Exclusivo: principal candidato de direita da Bolívia diz que Arce foi 'amigável' com o PCC
Pela primeira vez em 20 anos, o partido socialista boliviano corre o risco de perder as eleições presidenciais, marcadas para 17 de agosto
Jornal da Record News|Do R7
As eleições presidenciais na Bolívia estão marcadas para 17 de agosto e, pela primeira vez em 20 anos, o partido MAS (Movimento Alternativa Socialista) corre o risco de perder. Principal candidado, Samuel Doria Medina (Aliança Unidade) critica o modelo econômico adotado pelo ex-presidente Evo Morales, que governou o país por três mandatos consecutivos.
Segundo Medina, "o problema da Bolívia é que o governo de Evo Morales assumiu um modelo econômico equivocado. Toda a grande quantidade de recursos que a Bolívia recebeu de exportar gás para o Brasil, na Argentina, foi investida em empresas públicas. Foram feitas dezenas de empresas públicas, mas sem estudos, no lugar errado e que geraram mais de dez anos perdidos".
O candidato ressalta que "criou-se uma economia controlada pelo Estado, onde o governo está inchado e os setores produtivos estão enfraquecidos. E, além disso, se gerou uma série de subsídios tão mal dirigidos que nem mesmo servem para o benefício dos bolivianos".

ENUNCIADO 1: Reproduza fielmente o trecho da reportagem sobre as eleições bolivianas que vai de "Exclusivo: principal candidato" até "três mandatos consecutivos.".
ENUNCIADO 2: Dê continuidade à reportagem sobre as eleições bolivianas a partir da última frase apresentada.
Os dados que vêm a seguir não são necessários.

Entradas de dados armazenados
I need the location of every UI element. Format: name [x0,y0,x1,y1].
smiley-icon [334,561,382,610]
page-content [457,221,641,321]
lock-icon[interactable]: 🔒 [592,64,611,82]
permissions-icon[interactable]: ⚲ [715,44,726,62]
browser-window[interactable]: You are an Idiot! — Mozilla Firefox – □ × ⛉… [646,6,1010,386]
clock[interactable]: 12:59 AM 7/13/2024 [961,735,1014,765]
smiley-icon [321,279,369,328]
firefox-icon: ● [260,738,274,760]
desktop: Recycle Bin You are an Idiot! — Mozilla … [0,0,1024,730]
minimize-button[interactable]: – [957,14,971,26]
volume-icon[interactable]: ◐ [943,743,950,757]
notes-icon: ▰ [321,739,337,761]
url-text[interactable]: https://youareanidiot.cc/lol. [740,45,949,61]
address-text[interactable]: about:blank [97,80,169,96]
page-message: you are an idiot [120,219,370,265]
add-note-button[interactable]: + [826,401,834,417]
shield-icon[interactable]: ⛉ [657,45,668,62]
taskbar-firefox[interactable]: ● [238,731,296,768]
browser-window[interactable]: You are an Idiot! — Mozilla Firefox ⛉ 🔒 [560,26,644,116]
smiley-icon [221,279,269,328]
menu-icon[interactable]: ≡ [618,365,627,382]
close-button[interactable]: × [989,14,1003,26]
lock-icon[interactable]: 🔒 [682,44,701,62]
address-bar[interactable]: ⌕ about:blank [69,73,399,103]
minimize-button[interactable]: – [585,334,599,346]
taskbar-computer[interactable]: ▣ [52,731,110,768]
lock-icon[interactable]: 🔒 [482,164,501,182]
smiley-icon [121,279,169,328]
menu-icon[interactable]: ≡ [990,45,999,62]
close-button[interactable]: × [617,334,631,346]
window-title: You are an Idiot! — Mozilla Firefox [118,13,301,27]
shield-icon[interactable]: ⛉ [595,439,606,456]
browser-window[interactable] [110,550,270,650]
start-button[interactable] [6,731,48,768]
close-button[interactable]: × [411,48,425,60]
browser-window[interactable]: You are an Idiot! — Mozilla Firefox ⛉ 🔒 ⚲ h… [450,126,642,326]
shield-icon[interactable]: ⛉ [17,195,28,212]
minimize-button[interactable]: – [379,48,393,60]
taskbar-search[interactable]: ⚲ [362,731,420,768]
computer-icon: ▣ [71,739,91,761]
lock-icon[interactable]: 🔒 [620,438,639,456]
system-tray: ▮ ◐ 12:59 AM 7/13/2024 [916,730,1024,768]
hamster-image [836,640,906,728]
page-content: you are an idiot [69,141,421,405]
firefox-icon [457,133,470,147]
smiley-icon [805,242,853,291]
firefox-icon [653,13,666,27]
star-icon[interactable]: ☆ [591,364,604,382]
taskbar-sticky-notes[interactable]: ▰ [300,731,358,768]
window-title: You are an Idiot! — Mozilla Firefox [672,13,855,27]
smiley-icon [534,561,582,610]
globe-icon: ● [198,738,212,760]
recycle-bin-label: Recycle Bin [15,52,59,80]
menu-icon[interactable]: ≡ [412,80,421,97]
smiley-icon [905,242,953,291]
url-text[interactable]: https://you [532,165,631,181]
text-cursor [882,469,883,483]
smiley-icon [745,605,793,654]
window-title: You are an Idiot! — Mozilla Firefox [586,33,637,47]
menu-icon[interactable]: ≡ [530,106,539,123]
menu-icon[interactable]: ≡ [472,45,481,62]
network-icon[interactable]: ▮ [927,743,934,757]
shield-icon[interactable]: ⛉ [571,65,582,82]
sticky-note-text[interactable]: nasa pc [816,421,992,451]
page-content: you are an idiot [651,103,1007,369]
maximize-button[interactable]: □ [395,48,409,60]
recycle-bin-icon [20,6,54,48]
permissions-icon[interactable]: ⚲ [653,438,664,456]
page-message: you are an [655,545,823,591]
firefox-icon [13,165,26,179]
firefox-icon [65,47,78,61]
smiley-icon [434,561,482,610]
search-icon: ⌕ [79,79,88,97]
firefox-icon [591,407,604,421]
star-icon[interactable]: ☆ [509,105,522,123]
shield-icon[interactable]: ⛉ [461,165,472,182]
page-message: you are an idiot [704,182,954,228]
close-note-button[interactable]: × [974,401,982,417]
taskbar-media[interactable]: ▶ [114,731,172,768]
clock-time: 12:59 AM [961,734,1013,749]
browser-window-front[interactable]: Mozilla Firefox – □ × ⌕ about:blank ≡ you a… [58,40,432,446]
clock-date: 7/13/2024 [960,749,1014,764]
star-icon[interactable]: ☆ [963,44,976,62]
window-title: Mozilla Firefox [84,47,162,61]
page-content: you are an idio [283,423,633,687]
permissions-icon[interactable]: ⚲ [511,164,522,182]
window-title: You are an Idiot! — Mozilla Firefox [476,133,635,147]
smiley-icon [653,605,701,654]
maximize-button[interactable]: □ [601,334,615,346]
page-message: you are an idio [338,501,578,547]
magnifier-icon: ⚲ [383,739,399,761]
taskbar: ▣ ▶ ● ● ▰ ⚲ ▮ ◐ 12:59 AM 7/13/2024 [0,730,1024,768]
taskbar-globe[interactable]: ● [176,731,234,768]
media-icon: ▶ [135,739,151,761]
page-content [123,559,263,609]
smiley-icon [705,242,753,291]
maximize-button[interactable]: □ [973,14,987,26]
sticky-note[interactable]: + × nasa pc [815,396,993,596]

RESPOSTA 1:
Exclusivo: principal candidato de direita da Bolívia diz que Arce foi 'amigável' com o PCC
Pela primeira vez em 20 anos, o partido socialista boliviano corre o risco de perder as eleições presidenciais, marcadas para 17 de agosto
Jornal da Record News|Do R7
As eleições presidenciais na Bolívia estão marcadas para 17 de agosto e, pela primeira vez em 20 anos, o partido MAS (Movimento Alternativa Socialista) corre o risco de perder. Principal candidado, Samuel Doria Medina (Aliança Unidade) critica o modelo econômico adotado pelo ex-presidente Evo Morales, que governou o país por três mandatos consecutivos.

RESPOSTA 2:
Além dos desafios econômicos, o país enfrenta um agravamento no combate ao narcotráfico, com a presença de organizações criminosas estrangeiras. Para Medina, "o paradoxo é que a presença das máfias brasileiras é que está gerando essa presença mais importante do narcotráfico".
"O que se comenta é que, no passado, nos governos de Evo Morales, se convivia com as máfias colombianas e mexicanas. E, quando assumiu o governo de [Luis] Arce, que estava em contradição com Morales, ele foi mais amigável com a máfia brasileira. E, por esse motivo, o PCC tem uma presença muito mais importante na Bolívia", diz.
Medina defende a abertura da Bolívia ao investimento estrangeiro, especialmente do Brasil, e a adesão a projetos de integração regional, como o corredor bioceânico, para inserir o país de forma mais ativa no comércio global e reduzir o atual isolamento econômico.